* Exercise requirements: Copy every line with the string "this" in it.

Data excerpts

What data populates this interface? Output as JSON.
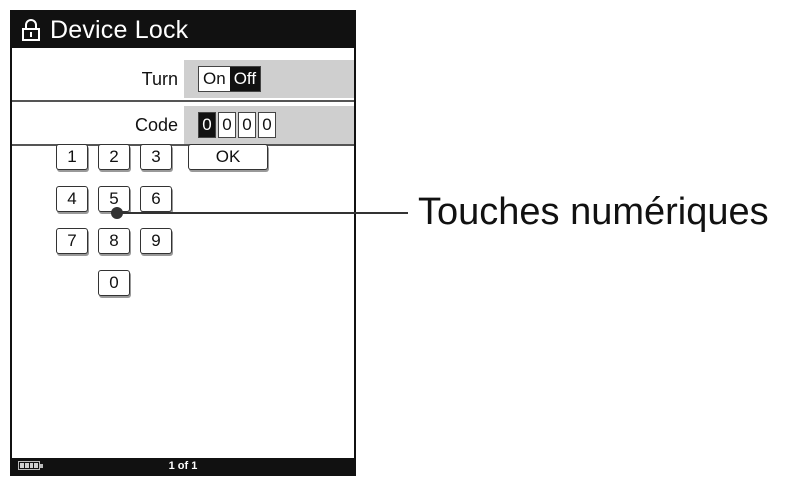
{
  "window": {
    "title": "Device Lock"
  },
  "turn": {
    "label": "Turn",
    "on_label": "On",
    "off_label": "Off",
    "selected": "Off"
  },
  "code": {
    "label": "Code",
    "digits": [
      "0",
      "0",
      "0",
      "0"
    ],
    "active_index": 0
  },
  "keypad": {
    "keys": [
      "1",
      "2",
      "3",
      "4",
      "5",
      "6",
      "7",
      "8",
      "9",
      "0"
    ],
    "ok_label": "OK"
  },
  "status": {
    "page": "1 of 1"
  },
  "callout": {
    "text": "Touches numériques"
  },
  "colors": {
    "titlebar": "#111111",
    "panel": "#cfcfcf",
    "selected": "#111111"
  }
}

* * *

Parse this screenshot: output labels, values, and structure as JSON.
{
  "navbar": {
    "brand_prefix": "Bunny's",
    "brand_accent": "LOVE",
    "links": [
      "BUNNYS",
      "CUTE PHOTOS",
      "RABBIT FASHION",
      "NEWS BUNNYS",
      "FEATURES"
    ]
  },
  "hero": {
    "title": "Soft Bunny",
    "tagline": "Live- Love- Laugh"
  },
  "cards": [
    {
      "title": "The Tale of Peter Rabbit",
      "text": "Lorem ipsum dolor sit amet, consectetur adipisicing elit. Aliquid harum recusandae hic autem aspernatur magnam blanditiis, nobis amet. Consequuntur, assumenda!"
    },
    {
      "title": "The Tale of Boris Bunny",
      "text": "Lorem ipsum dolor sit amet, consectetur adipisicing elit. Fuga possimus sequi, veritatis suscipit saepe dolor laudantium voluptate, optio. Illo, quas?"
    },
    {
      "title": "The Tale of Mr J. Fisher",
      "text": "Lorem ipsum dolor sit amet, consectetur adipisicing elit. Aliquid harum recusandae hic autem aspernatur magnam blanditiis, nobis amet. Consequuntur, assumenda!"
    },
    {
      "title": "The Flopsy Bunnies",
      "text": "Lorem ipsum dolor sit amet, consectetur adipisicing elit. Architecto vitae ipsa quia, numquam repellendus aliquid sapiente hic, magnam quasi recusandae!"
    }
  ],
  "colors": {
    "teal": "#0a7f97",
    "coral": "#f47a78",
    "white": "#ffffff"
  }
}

* Exercise result:
What data populates this interface? Output as JSON.
Parse this screenshot: output labels, values, and structure as JSON.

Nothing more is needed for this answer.